Figure dataset records:
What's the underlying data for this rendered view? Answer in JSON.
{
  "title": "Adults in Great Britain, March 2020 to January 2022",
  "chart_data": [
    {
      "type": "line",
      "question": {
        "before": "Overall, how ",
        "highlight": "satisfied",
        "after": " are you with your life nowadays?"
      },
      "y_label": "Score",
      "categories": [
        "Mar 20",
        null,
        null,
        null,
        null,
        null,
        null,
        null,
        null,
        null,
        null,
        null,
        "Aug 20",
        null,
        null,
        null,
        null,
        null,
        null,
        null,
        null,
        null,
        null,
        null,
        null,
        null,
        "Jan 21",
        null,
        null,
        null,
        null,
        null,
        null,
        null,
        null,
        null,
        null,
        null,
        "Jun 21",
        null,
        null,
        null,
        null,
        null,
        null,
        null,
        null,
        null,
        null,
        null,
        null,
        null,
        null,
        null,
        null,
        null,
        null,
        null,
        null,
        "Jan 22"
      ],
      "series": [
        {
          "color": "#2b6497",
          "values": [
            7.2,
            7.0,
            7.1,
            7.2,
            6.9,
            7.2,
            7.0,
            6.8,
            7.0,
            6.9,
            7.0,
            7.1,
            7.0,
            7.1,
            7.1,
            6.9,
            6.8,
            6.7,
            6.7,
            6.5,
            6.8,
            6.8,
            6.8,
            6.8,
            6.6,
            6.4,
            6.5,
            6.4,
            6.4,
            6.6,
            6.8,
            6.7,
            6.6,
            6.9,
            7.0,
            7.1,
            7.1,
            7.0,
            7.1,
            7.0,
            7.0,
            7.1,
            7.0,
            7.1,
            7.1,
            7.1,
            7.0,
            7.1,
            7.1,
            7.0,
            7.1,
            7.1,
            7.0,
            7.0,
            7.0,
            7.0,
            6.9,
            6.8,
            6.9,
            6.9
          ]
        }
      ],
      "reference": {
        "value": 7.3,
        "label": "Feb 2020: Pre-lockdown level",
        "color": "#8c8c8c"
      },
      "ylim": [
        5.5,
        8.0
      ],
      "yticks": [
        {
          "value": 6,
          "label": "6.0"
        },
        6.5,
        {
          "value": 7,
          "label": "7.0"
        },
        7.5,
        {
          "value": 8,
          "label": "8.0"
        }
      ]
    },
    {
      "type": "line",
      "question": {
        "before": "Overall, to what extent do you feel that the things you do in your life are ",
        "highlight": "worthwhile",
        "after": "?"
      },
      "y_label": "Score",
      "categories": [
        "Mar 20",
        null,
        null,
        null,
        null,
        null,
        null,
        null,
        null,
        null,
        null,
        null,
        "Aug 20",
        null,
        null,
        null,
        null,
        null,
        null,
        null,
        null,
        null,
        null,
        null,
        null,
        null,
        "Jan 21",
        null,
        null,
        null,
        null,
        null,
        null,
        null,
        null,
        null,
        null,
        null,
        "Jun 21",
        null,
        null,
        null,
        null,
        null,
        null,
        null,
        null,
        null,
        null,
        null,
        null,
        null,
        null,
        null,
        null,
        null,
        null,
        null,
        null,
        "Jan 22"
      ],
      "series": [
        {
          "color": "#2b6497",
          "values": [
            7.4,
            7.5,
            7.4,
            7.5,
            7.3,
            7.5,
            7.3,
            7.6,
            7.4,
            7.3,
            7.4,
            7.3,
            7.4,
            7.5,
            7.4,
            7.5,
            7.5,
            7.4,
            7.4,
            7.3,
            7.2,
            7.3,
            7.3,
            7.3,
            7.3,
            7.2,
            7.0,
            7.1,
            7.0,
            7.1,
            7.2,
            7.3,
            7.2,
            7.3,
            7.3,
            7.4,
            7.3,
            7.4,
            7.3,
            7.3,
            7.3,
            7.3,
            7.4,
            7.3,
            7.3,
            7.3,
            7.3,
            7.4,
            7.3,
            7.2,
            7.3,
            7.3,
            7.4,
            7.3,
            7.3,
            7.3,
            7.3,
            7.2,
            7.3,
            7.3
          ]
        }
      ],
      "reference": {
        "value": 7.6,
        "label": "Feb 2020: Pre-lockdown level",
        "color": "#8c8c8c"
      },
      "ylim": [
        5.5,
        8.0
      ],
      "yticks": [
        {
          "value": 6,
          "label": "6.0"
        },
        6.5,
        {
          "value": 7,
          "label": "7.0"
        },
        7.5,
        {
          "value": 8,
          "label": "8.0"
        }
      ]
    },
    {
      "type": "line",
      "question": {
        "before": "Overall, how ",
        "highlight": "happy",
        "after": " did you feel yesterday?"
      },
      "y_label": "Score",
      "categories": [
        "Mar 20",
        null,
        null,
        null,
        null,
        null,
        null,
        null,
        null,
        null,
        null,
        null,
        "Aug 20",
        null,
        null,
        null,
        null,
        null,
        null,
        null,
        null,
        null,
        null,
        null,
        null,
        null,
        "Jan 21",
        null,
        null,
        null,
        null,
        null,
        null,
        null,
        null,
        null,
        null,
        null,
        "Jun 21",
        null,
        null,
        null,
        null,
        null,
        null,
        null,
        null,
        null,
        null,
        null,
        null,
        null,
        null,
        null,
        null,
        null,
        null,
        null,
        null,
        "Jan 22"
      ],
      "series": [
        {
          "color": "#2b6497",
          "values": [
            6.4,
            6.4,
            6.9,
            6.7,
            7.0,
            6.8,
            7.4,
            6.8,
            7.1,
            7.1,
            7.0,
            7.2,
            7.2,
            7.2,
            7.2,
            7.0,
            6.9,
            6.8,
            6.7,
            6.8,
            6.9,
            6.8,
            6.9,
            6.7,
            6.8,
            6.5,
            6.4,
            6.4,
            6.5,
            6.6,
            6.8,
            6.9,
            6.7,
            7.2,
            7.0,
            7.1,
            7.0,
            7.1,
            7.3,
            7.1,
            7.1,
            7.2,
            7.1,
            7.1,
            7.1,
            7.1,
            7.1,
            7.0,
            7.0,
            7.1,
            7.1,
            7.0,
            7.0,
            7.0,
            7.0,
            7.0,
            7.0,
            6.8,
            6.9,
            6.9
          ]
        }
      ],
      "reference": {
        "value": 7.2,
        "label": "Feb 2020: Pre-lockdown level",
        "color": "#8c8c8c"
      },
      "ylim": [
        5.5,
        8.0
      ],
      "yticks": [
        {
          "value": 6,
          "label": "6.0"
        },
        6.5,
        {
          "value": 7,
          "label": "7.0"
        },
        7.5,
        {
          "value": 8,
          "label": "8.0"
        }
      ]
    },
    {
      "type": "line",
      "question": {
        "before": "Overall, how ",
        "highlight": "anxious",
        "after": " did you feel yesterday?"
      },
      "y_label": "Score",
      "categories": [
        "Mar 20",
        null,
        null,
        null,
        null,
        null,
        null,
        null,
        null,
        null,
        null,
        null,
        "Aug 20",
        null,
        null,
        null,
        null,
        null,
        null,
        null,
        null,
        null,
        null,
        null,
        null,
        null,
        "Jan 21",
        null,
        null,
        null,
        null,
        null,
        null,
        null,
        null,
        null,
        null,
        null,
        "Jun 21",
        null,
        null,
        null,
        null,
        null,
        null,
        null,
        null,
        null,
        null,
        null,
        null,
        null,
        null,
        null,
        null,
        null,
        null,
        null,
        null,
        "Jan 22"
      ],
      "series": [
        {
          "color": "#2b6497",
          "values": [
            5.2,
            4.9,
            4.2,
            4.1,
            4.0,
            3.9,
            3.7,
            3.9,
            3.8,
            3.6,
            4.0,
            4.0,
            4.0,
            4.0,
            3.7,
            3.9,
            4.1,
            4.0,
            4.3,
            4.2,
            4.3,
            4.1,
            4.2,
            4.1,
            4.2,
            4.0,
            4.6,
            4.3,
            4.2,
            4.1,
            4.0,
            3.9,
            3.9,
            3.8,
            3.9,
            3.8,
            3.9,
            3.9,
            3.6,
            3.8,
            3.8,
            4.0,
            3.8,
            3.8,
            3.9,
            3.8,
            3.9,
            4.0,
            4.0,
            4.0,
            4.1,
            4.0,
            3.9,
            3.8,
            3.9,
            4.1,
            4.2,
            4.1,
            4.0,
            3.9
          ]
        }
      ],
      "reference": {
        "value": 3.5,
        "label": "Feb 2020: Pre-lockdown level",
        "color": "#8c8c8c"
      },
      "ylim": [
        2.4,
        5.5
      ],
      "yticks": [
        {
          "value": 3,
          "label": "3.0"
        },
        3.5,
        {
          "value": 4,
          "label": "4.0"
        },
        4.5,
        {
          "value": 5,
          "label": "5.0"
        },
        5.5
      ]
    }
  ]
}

REQUIRED WORK -
Using the listing above, gather each line that holds the string "your" and copy it.

ANSWER BELOW -
        "after": " are you with your life nowadays?"
        "before": "Overall, to what extent do you feel that the things you do in your life are ",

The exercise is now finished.